PROBLEM DESCRIPTION: Copy out all the records, word for word.

━━━

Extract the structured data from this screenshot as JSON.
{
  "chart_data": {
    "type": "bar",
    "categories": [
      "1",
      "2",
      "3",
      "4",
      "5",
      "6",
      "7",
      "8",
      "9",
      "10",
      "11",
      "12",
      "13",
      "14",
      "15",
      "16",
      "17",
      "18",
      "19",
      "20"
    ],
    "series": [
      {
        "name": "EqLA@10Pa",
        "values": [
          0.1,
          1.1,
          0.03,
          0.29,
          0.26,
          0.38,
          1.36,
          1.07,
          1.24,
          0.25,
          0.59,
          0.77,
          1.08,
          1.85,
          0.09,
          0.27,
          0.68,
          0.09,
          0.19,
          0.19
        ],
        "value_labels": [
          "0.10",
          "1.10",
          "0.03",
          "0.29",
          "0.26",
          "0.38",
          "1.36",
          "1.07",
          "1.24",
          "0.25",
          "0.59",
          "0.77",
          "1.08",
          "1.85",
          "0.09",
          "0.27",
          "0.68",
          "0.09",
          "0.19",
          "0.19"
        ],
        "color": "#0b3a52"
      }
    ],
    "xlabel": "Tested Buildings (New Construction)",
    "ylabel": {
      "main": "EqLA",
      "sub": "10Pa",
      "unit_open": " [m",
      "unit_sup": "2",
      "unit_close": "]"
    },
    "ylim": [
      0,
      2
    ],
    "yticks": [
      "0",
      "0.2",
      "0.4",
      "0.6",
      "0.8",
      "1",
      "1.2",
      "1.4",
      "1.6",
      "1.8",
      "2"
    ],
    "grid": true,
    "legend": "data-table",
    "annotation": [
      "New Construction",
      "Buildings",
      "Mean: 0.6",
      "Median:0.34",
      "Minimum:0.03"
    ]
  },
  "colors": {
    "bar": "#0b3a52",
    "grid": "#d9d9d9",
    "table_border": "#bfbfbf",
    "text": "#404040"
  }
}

━━━

ANSWER TO THE EXERCISE:
Extract the structured data from this screenshot as JSON.
{
  "chart_data": {
    "type": "bar",
    "categories": [
      "1",
      "2",
      "3",
      "4",
      "5",
      "6",
      "7",
      "8",
      "9",
      "10",
      "11",
      "12",
      "13",
      "14",
      "15",
      "16",
      "17",
      "18",
      "19",
      "20"
    ],
    "series": [
      {
        "name": "EqLA@10Pa",
        "values": [
          0.1,
          1.1,
          0.03,
          0.29,
          0.26,
          0.38,
          1.36,
          1.07,
          1.24,
          0.25,
          0.59,
          0.77,
          1.08,
          1.85,
          0.09,
          0.27,
          0.68,
          0.09,
          0.19,
          0.19
        ],
        "value_labels": [
          "0.10",
          "1.10",
          "0.03",
          "0.29",
          "0.26",
          "0.38",
          "1.36",
          "1.07",
          "1.24",
          "0.25",
          "0.59",
          "0.77",
          "1.08",
          "1.85",
          "0.09",
          "0.27",
          "0.68",
          "0.09",
          "0.19",
          "0.19"
        ],
        "color": "#0b3a52"
      }
    ],
    "xlabel": "Tested Buildings (New Construction)",
    "ylabel": {
      "main": "EqLA",
      "sub": "10Pa",
      "unit_open": " [m",
      "unit_sup": "2",
      "unit_close": "]"
    },
    "ylim": [
      0,
      2
    ],
    "yticks": [
      "0",
      "0.2",
      "0.4",
      "0.6",
      "0.8",
      "1",
      "1.2",
      "1.4",
      "1.6",
      "1.8",
      "2"
    ],
    "grid": true,
    "legend": "data-table",
    "annotation": [
      "New Construction",
      "Buildings",
      "Mean: 0.6",
      "Median:0.34",
      "Minimum:0.03"
    ]
  },
  "colors": {
    "bar": "#0b3a52",
    "grid": "#d9d9d9",
    "table_border": "#bfbfbf",
    "text": "#404040"
  }
}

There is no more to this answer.